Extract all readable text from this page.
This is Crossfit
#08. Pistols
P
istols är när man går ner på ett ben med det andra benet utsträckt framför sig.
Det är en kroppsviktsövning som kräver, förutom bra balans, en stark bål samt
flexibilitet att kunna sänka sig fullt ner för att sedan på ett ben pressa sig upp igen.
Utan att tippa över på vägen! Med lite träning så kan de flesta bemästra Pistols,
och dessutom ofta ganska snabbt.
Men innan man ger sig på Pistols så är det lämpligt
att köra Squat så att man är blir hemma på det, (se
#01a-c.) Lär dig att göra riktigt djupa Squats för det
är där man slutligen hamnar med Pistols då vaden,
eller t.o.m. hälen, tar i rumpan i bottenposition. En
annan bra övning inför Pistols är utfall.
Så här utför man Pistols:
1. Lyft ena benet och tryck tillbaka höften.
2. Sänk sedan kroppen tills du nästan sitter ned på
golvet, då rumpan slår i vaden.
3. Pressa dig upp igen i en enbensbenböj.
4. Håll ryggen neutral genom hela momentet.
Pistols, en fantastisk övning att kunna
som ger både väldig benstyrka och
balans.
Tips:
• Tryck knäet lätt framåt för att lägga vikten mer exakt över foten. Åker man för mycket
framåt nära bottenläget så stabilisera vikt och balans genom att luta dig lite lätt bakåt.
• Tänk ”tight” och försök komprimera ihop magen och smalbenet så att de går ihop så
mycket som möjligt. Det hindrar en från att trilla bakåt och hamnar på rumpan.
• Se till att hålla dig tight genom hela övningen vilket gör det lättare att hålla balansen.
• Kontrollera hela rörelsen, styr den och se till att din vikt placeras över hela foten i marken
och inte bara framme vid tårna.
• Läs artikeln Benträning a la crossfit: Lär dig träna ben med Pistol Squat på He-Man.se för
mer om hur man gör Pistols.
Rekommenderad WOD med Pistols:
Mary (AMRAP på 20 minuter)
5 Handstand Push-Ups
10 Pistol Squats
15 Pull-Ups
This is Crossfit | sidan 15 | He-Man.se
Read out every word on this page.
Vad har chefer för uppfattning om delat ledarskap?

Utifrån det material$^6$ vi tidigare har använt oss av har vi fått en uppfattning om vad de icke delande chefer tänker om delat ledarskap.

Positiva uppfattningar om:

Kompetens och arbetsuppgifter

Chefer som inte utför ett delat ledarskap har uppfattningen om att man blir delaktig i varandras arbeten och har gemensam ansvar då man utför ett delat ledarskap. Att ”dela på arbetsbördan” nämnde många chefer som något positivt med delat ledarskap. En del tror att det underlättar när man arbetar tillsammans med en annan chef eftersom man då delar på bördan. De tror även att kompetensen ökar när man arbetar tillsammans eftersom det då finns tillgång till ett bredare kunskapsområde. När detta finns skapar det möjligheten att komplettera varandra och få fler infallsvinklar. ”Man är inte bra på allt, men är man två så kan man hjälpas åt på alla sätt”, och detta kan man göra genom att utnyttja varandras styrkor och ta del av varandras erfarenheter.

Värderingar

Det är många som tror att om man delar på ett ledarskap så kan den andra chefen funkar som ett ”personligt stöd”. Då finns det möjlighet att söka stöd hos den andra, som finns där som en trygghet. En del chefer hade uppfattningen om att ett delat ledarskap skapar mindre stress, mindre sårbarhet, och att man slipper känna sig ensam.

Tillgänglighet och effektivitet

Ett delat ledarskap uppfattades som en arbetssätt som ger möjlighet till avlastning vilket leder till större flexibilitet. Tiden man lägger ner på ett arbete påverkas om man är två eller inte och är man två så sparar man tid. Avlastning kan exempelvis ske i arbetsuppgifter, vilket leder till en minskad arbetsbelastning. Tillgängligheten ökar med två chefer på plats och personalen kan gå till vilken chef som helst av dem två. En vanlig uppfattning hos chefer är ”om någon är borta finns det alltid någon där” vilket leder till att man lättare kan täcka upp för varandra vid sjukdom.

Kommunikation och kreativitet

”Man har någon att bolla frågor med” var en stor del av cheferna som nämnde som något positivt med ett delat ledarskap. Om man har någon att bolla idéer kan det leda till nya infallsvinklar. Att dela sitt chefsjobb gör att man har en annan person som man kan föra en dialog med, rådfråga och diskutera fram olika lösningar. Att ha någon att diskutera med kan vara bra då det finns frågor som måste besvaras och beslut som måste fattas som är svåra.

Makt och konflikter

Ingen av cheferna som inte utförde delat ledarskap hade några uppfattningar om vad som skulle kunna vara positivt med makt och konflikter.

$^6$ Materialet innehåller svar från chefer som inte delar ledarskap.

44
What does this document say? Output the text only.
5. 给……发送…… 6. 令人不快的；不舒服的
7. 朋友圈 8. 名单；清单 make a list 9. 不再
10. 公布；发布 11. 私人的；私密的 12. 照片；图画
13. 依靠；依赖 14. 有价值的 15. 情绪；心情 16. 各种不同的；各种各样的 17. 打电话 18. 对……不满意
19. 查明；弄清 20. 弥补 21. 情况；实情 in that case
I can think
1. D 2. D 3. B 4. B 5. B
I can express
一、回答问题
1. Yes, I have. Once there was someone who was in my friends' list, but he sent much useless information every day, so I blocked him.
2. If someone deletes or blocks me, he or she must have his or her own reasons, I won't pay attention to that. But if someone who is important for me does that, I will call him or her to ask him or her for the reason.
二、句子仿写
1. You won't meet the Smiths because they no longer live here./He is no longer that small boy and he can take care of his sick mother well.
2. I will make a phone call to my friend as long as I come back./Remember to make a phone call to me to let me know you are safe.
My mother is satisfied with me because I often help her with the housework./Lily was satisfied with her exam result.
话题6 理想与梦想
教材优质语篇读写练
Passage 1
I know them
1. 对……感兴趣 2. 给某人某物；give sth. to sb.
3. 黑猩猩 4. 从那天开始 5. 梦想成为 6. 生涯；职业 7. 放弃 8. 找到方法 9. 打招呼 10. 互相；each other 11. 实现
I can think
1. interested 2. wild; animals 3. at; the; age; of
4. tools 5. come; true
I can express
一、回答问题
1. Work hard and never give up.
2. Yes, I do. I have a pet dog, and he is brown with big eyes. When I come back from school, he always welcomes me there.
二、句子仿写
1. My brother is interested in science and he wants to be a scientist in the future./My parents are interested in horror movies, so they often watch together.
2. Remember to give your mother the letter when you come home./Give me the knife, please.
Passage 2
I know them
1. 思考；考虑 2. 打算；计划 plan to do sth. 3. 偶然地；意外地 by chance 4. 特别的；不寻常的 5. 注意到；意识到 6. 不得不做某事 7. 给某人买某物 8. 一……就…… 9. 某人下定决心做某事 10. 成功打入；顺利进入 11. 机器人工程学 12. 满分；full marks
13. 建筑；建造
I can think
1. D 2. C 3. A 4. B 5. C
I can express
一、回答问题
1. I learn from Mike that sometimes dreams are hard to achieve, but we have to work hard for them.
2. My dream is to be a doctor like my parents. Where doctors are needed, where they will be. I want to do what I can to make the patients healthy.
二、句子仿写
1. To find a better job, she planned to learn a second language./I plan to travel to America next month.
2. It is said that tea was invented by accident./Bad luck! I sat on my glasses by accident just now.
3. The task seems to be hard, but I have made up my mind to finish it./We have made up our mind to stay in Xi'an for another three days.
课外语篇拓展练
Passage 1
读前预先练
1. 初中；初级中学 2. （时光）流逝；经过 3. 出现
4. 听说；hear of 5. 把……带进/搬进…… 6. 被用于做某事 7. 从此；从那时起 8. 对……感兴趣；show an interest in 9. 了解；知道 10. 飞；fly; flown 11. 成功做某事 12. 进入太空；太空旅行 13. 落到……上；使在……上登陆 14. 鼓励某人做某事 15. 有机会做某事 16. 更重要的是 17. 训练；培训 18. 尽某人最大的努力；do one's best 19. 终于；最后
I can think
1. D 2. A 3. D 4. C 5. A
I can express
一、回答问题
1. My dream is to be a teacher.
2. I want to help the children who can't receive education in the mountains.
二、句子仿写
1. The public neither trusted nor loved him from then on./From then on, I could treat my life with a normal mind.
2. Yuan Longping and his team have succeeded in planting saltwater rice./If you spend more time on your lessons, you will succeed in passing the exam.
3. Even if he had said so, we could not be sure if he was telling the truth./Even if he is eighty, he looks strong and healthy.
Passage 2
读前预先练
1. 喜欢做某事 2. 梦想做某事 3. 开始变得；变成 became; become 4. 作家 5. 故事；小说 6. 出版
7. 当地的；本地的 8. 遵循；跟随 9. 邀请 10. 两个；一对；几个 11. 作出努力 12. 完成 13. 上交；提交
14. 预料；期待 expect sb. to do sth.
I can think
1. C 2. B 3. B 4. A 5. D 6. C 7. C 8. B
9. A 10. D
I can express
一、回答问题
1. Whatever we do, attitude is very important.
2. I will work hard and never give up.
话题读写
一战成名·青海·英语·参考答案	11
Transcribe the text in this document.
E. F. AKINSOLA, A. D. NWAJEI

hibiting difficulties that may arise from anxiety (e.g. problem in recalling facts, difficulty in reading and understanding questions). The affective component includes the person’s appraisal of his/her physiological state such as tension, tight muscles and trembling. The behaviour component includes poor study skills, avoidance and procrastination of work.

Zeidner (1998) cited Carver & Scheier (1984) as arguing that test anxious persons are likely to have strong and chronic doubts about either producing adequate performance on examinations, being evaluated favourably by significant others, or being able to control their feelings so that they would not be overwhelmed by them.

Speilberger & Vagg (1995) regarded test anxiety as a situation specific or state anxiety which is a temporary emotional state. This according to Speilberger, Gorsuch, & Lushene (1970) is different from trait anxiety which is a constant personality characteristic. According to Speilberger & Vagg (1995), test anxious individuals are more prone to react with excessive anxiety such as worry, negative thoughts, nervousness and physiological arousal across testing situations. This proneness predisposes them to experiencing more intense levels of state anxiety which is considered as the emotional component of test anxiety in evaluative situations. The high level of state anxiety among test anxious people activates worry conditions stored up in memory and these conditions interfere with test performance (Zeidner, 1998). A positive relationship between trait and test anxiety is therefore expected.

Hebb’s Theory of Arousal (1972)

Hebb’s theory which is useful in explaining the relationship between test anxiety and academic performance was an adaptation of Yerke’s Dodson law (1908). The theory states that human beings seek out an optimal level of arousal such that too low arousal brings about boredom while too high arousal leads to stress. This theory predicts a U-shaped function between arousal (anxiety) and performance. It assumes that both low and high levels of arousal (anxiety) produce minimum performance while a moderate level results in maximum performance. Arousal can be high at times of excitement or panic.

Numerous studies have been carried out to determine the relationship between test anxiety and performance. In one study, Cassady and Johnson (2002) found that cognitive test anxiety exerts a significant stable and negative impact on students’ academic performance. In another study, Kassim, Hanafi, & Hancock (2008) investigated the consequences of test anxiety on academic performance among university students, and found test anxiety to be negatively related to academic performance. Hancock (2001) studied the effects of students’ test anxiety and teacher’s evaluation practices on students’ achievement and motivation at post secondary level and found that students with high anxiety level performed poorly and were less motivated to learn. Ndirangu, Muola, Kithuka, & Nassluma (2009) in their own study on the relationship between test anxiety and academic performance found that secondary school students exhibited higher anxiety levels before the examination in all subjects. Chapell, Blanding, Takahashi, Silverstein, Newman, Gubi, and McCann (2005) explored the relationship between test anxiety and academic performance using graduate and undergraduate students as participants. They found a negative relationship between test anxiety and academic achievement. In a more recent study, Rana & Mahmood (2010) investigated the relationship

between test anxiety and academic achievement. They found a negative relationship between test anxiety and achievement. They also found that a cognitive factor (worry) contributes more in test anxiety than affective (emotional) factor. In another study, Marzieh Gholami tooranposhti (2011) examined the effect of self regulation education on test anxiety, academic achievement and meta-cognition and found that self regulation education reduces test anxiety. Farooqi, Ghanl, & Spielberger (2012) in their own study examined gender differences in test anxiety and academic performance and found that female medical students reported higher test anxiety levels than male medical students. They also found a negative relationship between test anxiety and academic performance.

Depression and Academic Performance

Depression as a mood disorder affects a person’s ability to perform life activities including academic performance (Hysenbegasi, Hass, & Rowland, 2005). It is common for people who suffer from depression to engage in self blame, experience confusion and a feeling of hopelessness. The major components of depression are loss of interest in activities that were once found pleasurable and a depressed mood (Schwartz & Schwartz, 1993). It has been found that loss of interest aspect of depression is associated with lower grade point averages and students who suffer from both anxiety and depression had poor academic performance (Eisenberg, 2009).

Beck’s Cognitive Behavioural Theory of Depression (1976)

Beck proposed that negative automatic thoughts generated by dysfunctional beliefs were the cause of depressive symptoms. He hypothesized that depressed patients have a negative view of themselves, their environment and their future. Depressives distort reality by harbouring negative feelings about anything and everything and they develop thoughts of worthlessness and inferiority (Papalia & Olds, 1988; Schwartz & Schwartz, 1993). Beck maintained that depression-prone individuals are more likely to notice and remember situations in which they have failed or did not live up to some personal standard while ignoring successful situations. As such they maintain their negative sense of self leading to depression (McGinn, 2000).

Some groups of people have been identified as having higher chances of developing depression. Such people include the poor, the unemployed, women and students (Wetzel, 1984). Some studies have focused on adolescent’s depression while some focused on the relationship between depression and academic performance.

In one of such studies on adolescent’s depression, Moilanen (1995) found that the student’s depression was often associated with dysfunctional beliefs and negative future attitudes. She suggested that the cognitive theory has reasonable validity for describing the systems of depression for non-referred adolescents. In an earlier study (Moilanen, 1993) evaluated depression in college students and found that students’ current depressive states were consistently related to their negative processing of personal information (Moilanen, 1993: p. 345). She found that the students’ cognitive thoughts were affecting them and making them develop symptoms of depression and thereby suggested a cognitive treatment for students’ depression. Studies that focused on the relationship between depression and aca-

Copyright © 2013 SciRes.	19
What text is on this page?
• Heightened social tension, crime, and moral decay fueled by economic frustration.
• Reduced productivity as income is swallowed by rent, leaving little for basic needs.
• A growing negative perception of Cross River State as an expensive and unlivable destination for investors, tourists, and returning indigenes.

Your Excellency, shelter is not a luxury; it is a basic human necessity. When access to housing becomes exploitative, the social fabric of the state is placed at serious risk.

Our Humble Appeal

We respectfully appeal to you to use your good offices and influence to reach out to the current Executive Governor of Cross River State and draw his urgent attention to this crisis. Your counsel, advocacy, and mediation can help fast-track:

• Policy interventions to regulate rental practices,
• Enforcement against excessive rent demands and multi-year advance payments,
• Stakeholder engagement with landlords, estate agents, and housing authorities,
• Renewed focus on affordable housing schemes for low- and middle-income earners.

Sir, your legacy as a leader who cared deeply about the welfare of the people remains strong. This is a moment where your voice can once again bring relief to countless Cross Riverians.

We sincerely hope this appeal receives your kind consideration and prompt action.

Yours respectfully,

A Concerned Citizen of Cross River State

========

## Task
Among the entries, find every line holding "konflikter" and return it.

## Answer to the problem
Makt och konflikter
Ingen av cheferna som inte utförde delat ledarskap hade några uppfattningar om vad som skulle kunna vara positivt med makt och konflikter.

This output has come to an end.